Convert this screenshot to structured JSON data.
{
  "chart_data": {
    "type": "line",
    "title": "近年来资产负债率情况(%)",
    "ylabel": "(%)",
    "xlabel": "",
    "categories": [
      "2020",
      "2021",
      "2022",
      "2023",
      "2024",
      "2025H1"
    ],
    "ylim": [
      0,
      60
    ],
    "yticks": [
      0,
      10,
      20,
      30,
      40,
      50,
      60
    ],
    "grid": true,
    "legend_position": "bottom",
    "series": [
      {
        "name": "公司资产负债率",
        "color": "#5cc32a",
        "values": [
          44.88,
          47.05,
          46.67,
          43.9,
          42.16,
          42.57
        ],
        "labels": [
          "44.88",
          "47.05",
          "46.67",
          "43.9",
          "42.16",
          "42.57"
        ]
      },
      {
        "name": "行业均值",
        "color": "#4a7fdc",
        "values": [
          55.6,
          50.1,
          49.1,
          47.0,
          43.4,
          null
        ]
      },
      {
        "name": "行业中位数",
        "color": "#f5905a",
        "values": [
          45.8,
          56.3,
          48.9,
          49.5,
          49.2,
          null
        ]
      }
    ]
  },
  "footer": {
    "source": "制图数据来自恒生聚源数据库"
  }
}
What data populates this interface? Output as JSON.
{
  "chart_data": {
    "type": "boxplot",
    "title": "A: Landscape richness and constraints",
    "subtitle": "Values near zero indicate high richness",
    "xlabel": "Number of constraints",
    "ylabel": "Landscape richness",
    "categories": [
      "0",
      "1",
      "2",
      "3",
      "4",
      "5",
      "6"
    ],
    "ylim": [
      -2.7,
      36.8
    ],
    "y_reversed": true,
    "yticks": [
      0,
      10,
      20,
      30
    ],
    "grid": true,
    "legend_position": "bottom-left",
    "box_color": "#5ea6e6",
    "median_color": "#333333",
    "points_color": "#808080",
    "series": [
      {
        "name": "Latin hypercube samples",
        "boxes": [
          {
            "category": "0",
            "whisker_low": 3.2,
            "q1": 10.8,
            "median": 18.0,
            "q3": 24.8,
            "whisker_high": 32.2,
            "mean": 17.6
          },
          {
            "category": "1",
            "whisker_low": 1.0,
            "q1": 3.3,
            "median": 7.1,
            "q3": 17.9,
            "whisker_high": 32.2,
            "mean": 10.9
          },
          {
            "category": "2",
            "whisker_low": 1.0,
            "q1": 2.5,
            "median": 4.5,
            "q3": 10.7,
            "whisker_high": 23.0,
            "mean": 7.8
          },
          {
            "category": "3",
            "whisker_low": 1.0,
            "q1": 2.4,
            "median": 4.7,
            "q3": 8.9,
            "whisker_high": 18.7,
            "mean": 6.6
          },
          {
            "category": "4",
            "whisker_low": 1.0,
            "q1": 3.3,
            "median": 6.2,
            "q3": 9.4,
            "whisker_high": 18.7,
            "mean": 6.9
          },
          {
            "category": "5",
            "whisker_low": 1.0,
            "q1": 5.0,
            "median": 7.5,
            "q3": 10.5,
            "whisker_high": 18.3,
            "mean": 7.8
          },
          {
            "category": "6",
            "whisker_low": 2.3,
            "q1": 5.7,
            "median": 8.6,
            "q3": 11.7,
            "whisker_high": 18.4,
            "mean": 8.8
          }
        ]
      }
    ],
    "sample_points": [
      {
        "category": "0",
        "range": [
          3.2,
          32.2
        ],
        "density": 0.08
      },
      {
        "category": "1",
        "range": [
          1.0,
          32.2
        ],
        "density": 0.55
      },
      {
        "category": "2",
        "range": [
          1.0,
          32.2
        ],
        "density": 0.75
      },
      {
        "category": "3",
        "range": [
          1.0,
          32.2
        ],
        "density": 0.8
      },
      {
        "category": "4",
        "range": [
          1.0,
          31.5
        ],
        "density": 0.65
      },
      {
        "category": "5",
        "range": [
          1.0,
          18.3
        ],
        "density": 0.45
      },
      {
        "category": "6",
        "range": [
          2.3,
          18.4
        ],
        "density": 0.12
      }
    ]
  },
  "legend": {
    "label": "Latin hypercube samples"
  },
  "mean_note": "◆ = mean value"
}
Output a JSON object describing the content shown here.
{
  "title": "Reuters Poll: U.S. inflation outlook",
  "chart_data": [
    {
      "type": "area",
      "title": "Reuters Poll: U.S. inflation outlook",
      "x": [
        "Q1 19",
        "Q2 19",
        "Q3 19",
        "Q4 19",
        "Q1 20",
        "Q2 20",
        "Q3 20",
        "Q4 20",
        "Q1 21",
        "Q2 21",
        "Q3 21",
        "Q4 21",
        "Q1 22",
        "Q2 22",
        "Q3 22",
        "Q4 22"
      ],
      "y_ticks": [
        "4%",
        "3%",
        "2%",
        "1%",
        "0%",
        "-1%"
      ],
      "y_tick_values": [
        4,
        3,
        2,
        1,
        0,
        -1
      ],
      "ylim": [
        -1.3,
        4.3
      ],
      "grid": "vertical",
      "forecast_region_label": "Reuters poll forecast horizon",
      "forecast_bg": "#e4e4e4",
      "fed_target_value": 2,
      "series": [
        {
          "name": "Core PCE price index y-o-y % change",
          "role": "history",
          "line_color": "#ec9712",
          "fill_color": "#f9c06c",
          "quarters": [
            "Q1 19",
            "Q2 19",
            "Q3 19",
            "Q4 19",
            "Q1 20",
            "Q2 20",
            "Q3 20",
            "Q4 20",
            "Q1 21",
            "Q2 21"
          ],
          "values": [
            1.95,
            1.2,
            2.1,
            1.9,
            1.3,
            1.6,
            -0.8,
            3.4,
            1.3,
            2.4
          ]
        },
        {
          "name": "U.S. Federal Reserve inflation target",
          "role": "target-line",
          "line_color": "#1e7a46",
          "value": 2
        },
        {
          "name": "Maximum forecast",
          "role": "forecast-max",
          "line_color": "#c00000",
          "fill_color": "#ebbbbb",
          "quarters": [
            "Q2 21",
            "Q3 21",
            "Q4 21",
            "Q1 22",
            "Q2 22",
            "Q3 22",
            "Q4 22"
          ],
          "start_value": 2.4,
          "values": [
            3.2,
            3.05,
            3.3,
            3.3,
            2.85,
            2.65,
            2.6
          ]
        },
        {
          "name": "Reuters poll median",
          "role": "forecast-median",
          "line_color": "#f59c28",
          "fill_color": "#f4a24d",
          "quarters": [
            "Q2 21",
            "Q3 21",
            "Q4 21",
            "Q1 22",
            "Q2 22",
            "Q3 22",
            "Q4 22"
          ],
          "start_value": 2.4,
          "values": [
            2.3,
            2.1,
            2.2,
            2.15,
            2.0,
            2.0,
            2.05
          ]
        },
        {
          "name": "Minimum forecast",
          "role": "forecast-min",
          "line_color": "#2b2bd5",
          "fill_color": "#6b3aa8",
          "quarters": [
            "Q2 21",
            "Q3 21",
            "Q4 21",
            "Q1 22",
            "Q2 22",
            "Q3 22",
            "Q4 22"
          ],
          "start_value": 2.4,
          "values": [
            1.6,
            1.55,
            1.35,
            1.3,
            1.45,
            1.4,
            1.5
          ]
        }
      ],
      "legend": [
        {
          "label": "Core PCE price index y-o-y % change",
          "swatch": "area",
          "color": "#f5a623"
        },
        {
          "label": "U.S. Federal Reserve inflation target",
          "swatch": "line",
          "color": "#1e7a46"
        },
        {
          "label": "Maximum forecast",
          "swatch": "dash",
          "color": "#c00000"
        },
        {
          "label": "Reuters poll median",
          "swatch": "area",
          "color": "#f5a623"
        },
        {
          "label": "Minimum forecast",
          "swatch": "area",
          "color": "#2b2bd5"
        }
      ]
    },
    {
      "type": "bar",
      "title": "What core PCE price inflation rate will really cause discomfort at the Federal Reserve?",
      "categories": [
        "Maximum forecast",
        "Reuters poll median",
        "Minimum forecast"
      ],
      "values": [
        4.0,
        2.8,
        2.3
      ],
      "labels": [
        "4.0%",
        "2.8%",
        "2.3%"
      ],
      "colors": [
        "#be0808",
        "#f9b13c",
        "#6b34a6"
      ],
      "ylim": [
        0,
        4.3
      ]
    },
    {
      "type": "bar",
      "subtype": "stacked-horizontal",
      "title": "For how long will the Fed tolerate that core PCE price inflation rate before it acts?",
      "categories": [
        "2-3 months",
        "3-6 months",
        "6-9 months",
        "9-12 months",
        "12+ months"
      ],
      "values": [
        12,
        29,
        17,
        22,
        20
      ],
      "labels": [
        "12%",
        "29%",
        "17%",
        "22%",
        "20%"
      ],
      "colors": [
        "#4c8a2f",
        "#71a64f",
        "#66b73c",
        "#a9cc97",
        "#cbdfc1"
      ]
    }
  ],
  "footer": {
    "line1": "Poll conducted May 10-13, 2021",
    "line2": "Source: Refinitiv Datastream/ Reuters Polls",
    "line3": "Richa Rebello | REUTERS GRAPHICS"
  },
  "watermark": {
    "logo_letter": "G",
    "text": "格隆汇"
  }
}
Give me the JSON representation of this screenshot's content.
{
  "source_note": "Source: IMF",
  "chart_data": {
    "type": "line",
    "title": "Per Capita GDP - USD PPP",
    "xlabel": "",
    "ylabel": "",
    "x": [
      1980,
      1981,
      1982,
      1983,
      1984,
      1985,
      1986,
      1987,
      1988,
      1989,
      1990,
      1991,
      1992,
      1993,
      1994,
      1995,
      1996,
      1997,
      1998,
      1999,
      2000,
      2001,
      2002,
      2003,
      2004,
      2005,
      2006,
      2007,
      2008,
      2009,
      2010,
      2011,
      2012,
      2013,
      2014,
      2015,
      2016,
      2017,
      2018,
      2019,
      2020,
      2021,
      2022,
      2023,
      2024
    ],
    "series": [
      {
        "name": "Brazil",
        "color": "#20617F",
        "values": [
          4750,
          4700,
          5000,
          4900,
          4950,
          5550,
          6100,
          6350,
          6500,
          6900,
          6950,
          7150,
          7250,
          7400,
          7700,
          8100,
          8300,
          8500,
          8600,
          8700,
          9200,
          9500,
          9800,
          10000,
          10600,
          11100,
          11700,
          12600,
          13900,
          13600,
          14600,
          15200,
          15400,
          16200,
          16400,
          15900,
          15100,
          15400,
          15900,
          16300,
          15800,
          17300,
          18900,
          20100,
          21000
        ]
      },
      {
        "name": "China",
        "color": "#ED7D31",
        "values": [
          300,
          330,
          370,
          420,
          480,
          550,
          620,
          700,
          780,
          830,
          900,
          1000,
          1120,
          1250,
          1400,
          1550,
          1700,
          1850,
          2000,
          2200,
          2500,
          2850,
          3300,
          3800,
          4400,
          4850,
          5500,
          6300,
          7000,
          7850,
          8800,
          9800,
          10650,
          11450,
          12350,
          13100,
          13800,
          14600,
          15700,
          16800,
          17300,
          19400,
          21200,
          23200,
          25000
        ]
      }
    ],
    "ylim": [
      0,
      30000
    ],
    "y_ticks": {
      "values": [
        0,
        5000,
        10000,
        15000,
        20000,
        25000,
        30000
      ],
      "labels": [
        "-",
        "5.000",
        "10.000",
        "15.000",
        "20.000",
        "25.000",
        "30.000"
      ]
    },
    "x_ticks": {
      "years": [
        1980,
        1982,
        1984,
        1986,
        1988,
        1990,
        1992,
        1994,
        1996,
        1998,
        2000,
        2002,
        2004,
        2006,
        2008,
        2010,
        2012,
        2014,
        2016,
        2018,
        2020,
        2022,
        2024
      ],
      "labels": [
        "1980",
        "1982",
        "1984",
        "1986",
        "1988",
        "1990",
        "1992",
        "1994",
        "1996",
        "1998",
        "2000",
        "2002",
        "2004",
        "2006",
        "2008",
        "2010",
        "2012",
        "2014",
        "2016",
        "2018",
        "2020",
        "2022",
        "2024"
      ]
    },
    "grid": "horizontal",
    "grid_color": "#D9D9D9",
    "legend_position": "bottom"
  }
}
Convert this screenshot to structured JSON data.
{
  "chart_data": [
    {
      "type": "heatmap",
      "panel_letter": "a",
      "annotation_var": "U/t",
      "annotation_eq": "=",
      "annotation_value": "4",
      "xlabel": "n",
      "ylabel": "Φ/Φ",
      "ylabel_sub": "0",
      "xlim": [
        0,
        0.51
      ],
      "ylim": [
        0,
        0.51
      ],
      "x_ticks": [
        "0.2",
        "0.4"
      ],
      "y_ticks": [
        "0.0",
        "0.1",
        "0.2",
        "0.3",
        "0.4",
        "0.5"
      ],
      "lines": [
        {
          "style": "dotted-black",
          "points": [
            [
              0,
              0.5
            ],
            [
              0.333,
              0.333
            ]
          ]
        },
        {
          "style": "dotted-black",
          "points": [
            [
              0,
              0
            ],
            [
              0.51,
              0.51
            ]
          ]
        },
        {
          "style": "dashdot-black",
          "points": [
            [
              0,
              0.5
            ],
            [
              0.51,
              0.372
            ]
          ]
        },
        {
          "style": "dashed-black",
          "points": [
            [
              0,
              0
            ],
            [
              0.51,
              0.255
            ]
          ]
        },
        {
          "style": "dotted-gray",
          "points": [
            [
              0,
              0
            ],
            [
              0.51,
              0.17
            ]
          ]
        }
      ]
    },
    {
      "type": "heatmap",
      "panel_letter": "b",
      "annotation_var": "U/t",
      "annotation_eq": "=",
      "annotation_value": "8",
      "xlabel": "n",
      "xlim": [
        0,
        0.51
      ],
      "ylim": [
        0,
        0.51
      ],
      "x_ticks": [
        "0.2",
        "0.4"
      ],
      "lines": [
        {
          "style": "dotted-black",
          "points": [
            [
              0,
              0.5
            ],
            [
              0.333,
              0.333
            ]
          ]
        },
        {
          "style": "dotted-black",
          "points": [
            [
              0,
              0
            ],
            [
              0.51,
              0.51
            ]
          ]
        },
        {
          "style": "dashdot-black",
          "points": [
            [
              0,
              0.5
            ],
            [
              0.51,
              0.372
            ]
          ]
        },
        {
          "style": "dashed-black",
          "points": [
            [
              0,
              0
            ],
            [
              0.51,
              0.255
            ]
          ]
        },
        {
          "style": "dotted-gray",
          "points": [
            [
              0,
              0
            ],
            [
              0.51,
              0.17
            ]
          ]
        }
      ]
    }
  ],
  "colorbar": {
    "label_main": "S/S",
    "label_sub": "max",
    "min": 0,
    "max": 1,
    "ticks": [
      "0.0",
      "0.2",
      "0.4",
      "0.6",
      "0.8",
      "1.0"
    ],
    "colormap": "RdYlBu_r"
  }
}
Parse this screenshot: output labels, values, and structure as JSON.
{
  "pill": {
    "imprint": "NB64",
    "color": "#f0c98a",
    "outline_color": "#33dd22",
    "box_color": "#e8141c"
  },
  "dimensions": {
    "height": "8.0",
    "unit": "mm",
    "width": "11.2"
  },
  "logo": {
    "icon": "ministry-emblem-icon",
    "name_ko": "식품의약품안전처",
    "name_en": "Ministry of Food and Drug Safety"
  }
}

****************************************

- [Exercise task]: Return exactly, and only, the line containing "Parse this screenshot: output" and every line after it through the end of the material.

- [Correct response]:
Parse this screenshot: output labels, values, and structure as JSON.
{
  "pill": {
    "imprint": "NB64",
    "color": "#f0c98a",
    "outline_color": "#33dd22",
    "box_color": "#e8141c"
  },
  "dimensions": {
    "height": "8.0",
    "unit": "mm",
    "width": "11.2"
  },
  "logo": {
    "icon": "ministry-emblem-icon",
    "name_ko": "식품의약품안전처",
    "name_en": "Ministry of Food and Drug Safety"
  }
}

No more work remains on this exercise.